> _Exercise input_:
--------

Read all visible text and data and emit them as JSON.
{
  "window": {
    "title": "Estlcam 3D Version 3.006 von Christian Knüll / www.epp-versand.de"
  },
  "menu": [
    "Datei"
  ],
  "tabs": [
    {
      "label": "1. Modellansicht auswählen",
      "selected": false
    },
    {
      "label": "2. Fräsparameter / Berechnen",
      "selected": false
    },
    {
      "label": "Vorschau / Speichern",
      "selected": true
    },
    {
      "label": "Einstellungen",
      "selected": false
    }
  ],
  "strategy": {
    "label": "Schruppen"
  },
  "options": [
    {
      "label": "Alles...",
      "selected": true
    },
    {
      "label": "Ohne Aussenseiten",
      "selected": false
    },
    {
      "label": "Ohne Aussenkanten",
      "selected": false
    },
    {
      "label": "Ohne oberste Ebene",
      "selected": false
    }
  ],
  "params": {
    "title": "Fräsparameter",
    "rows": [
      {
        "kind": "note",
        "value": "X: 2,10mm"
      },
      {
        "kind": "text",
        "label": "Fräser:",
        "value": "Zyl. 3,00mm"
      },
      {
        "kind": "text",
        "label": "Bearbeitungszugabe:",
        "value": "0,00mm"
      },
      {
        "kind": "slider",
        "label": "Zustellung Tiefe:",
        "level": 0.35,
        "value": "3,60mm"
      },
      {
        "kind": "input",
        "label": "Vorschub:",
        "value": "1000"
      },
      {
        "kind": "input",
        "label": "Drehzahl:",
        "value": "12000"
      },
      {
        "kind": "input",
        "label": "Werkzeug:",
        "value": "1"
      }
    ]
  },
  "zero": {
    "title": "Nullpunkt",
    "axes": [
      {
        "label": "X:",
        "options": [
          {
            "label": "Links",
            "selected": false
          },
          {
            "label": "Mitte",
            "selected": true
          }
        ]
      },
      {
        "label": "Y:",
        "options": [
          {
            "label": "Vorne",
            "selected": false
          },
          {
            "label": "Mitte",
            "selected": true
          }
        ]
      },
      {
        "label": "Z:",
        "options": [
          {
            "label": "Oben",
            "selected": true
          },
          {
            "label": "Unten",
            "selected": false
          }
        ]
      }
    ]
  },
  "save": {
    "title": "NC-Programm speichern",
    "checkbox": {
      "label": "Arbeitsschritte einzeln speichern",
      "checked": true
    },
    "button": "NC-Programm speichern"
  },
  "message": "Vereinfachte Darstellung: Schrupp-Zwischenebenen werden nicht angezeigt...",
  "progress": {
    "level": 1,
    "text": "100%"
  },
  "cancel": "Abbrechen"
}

--------

> _Task statement_:
Transcribe every entry word for word.

> _Answer to the task_:
Read all visible text and data and emit them as JSON.
{
  "window": {
    "title": "Estlcam 3D Version 3.006 von Christian Knüll / www.epp-versand.de"
  },
  "menu": [
    "Datei"
  ],
  "tabs": [
    {
      "label": "1. Modellansicht auswählen",
      "selected": false
    },
    {
      "label": "2. Fräsparameter / Berechnen",
      "selected": false
    },
    {
      "label": "Vorschau / Speichern",
      "selected": true
    },
    {
      "label": "Einstellungen",
      "selected": false
    }
  ],
  "strategy": {
    "label": "Schruppen"
  },
  "options": [
    {
      "label": "Alles...",
      "selected": true
    },
    {
      "label": "Ohne Aussenseiten",
      "selected": false
    },
    {
      "label": "Ohne Aussenkanten",
      "selected": false
    },
    {
      "label": "Ohne oberste Ebene",
      "selected": false
    }
  ],
  "params": {
    "title": "Fräsparameter",
    "rows": [
      {
        "kind": "note",
        "value": "X: 2,10mm"
      },
      {
        "kind": "text",
        "label": "Fräser:",
        "value": "Zyl. 3,00mm"
      },
      {
        "kind": "text",
        "label": "Bearbeitungszugabe:",
        "value": "0,00mm"
      },
      {
        "kind": "slider",
        "label": "Zustellung Tiefe:",
        "level": 0.35,
        "value": "3,60mm"
      },
      {
        "kind": "input",
        "label": "Vorschub:",
        "value": "1000"
      },
      {
        "kind": "input",
        "label": "Drehzahl:",
        "value": "12000"
      },
      {
        "kind": "input",
        "label": "Werkzeug:",
        "value": "1"
      }
    ]
  },
  "zero": {
    "title": "Nullpunkt",
    "axes": [
      {
        "label": "X:",
        "options": [
          {
            "label": "Links",
            "selected": false
          },
          {
            "label": "Mitte",
            "selected": true
          }
        ]
      },
      {
        "label": "Y:",
        "options": [
          {
            "label": "Vorne",
            "selected": false
          },
          {
            "label": "Mitte",
            "selected": true
          }
        ]
      },
      {
        "label": "Z:",
        "options": [
          {
            "label": "Oben",
            "selected": true
          },
          {
            "label": "Unten",
            "selected": false
          }
        ]
      }
    ]
  },
  "save": {
    "title": "NC-Programm speichern",
    "checkbox": {
      "label": "Arbeitsschritte einzeln speichern",
      "checked": true
    },
    "button": "NC-Programm speichern"
  },
  "message": "Vereinfachte Darstellung: Schrupp-Zwischenebenen werden nicht angezeigt...",
  "progress": {
    "level": 1,
    "text": "100%"
  },
  "cancel": "Abbrechen"
}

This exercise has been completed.